## WHAT YOU HAVE TO DO
Which lines of the listing below contain the word "heatmap"? Copy each of them.

***** PROVIDED RECORDS *****

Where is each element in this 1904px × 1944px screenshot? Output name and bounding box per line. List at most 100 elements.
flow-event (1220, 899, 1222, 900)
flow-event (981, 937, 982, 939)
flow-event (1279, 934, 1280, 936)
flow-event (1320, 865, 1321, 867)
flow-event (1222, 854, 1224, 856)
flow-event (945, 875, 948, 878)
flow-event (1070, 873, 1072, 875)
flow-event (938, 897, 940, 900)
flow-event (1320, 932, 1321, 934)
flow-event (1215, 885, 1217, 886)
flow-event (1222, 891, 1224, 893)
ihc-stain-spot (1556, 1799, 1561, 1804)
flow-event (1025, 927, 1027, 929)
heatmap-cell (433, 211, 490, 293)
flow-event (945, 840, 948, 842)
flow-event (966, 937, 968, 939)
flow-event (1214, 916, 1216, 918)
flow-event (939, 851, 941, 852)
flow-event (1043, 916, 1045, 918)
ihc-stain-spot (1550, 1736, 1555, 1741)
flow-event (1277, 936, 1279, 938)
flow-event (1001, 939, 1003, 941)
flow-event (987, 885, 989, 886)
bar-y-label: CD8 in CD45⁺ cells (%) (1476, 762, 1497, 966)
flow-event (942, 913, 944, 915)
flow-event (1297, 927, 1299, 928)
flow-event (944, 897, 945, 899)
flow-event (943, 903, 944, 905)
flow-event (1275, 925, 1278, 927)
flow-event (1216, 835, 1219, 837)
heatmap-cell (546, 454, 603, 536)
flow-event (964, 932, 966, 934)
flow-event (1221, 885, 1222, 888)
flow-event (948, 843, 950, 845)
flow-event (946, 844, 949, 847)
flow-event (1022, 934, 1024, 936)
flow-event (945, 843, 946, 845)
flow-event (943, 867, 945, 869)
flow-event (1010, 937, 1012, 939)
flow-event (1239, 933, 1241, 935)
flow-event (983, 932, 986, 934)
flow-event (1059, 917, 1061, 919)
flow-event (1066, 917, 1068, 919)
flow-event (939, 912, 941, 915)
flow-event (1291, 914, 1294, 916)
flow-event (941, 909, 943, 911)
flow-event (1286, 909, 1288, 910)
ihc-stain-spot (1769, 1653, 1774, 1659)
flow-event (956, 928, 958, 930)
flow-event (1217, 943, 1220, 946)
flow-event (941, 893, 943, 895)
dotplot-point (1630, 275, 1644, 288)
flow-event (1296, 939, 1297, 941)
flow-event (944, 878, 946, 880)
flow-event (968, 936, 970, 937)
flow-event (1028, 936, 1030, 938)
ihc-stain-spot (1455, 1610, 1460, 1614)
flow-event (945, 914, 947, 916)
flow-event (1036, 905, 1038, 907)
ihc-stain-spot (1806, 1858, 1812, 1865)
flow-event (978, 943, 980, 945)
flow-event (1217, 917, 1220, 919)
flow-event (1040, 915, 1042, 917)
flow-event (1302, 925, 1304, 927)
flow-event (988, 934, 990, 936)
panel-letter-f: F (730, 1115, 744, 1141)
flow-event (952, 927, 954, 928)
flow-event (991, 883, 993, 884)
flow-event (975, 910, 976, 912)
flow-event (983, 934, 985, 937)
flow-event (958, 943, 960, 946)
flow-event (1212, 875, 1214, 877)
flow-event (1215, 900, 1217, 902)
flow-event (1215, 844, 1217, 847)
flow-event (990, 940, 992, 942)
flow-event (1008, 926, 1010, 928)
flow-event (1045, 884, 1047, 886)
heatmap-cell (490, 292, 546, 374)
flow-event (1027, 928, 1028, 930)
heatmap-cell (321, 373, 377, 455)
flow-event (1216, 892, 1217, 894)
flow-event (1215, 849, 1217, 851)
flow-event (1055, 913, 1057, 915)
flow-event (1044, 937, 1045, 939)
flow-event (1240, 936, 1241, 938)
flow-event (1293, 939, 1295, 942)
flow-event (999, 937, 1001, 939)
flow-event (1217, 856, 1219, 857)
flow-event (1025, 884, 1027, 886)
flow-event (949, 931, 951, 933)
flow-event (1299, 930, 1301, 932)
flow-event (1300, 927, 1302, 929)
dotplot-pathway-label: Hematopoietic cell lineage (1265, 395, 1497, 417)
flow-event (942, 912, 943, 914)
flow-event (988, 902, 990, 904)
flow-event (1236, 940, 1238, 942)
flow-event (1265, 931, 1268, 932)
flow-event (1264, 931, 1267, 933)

*****

## SOLUTION TO THIS EXERCISE
heatmap-cell (433, 211, 490, 293)
heatmap-cell (546, 454, 603, 536)
heatmap-cell (490, 292, 546, 374)
heatmap-cell (321, 373, 377, 455)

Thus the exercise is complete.